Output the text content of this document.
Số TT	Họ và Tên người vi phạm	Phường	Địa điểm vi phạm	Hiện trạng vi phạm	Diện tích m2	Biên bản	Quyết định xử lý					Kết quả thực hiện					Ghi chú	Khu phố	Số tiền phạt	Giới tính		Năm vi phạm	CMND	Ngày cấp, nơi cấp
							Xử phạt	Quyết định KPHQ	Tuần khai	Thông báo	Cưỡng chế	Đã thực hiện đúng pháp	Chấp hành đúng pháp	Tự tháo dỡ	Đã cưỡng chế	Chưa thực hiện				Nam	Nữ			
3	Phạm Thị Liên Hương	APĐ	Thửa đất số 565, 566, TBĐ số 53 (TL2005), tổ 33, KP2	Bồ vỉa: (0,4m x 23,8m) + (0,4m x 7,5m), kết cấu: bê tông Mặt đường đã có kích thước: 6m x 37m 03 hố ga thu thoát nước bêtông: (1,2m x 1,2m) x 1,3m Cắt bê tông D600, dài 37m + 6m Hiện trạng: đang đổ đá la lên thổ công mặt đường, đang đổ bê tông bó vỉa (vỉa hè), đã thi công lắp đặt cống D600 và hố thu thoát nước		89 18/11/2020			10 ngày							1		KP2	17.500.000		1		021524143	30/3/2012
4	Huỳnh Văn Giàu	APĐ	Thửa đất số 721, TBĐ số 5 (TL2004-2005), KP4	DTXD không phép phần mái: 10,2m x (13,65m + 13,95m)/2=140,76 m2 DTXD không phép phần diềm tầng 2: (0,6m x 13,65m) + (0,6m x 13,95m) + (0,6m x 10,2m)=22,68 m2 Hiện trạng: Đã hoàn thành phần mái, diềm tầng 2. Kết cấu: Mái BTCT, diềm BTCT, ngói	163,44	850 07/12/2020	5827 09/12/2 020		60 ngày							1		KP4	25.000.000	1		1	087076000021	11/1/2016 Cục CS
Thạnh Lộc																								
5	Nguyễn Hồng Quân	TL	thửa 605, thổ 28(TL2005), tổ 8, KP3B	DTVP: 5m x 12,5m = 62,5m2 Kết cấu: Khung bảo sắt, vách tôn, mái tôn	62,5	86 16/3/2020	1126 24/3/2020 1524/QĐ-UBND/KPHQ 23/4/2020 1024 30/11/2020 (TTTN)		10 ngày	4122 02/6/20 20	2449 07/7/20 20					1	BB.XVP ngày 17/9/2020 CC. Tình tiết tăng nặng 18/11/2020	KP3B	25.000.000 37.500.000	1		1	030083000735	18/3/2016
^^^^^^^^^^^^^^^^
▸ Work to complete: Search the entries for the string "phạt" and collect each line that has it.

▸ Solution to the problem:
Số TT	Họ và Tên người vi phạm	Phường	Địa điểm vi phạm	Hiện trạng vi phạm	Diện tích m2	Biên bản	Quyết định xử lý					Kết quả thực hiện					Ghi chú	Khu phố	Số tiền phạt	Giới tính		Năm vi phạm	CMND	Ngày cấp, nơi cấp
							Xử phạt	Quyết định KPHQ	Tuần khai	Thông báo	Cưỡng chế	Đã thực hiện đúng pháp	Chấp hành đúng pháp	Tự tháo dỡ	Đã cưỡng chế	Chưa thực hiện				Nam	Nữ			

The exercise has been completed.